GIVEN INSTRUCTION: Track down the lines that contain "Manager" and copy them.
====== MATERIALS PROVIDED ======
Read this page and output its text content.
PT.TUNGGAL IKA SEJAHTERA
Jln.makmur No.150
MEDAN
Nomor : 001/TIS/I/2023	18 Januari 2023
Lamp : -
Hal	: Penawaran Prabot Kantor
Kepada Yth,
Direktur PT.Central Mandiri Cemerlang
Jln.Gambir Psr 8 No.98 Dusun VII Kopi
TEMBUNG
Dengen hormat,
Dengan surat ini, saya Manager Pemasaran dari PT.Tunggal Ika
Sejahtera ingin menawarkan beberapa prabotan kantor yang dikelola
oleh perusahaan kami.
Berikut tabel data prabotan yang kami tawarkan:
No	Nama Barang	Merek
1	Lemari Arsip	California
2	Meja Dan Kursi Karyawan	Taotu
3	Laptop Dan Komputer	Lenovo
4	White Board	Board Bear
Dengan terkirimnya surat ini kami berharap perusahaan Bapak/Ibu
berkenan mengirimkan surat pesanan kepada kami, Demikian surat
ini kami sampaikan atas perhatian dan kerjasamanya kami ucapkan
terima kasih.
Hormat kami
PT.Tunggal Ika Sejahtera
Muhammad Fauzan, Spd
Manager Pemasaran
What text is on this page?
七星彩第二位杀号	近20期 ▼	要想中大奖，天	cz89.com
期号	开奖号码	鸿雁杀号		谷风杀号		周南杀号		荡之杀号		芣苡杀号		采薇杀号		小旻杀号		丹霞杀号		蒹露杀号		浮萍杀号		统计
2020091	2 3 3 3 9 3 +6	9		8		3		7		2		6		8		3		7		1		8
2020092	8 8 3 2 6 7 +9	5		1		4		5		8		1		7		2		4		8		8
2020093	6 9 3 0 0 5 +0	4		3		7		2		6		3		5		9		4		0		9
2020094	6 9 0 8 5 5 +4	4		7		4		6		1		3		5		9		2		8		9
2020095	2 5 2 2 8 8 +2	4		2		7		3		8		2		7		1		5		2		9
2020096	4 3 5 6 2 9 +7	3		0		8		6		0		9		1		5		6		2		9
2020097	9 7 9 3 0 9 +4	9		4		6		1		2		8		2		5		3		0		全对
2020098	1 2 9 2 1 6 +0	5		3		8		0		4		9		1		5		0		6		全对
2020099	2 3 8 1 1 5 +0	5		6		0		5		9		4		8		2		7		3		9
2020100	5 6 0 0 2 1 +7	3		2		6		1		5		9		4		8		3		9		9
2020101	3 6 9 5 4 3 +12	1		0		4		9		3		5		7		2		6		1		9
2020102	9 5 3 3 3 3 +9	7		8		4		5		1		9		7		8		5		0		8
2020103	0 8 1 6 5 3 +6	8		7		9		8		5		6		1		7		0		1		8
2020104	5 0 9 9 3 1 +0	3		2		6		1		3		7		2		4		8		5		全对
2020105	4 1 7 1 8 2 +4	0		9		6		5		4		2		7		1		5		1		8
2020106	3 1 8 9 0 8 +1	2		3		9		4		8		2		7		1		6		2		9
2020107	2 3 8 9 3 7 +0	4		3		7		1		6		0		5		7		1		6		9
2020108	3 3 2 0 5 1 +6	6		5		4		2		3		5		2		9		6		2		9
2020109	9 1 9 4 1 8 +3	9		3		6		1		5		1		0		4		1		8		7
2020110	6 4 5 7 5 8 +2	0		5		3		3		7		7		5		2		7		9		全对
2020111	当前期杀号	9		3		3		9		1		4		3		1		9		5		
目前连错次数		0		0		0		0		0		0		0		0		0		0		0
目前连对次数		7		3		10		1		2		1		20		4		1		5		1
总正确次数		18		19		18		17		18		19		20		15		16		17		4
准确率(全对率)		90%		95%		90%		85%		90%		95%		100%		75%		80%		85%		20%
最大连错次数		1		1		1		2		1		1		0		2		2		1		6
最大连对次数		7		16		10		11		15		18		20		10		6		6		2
======
ANSWER FOR THE TASK:
Dengan surat ini, saya Manager Pemasaran dari PT.Tunggal Ika
Manager Pemasaran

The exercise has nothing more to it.